Repeat the items from the line with "Output each element" up to and including the line with "- series-line: [4, 71, 482, 261]", swapping "level-label" for "level-text" and leaving everything else as it stands.

■ **Entries supplied**
::::::::
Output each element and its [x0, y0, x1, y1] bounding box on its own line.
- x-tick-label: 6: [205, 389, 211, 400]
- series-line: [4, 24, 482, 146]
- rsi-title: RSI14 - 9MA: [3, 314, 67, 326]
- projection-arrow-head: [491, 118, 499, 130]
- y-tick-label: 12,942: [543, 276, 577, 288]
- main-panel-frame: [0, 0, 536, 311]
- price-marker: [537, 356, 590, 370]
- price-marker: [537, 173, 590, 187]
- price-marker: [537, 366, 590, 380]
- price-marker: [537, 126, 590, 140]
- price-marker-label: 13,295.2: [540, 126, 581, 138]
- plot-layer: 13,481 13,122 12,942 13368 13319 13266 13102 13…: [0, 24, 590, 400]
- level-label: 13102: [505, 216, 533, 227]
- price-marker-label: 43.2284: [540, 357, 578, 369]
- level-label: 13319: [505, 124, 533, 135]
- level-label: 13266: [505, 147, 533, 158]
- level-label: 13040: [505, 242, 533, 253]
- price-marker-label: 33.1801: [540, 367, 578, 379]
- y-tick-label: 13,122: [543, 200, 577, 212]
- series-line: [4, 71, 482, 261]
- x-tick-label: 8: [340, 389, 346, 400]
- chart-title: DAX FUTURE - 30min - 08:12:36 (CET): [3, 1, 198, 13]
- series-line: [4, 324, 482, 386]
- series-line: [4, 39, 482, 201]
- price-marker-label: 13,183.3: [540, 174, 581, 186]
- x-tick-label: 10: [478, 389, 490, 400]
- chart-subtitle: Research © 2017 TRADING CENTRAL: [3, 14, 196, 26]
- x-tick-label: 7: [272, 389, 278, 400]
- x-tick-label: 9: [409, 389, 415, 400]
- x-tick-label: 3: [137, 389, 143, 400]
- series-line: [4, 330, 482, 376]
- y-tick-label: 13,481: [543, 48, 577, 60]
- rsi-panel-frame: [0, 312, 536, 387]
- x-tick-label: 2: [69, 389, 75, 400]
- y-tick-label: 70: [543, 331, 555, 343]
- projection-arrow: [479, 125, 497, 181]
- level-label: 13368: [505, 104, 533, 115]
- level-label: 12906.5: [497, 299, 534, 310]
::::::::
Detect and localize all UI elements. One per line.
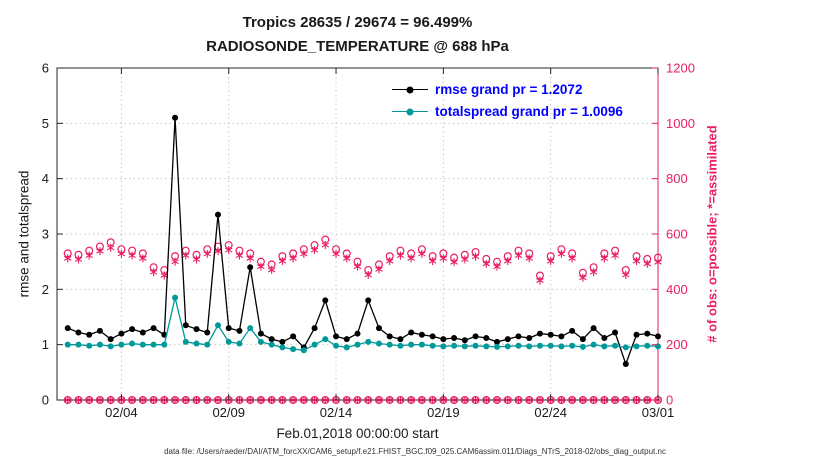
::::::::
■ **Solution for this exercise**
Output each element and its [x0, y0, x1, y1] bounding box on its own line.
- x-tick-label: 6: [205, 389, 211, 400]
- series-line: [4, 24, 482, 146]
- rsi-title: RSI14 - 9MA: [3, 314, 67, 326]
- projection-arrow-head: [491, 118, 499, 130]
- y-tick-label: 12,942: [543, 276, 577, 288]
- main-panel-frame: [0, 0, 536, 311]
- price-marker: [537, 356, 590, 370]
- price-marker: [537, 173, 590, 187]
- price-marker: [537, 366, 590, 380]
- price-marker: [537, 126, 590, 140]
- price-marker-label: 13,295.2: [540, 126, 581, 138]
- plot-layer: 13,481 13,122 12,942 13368 13319 13266 13102 13…: [0, 24, 590, 400]
- level-text: 13102: [505, 216, 533, 227]
- price-marker-label: 43.2284: [540, 357, 578, 369]
- level-text: 13319: [505, 124, 533, 135]
- level-text: 13266: [505, 147, 533, 158]
- level-text: 13040: [505, 242, 533, 253]
- price-marker-label: 33.1801: [540, 367, 578, 379]
- y-tick-label: 13,122: [543, 200, 577, 212]
- series-line: [4, 71, 482, 261]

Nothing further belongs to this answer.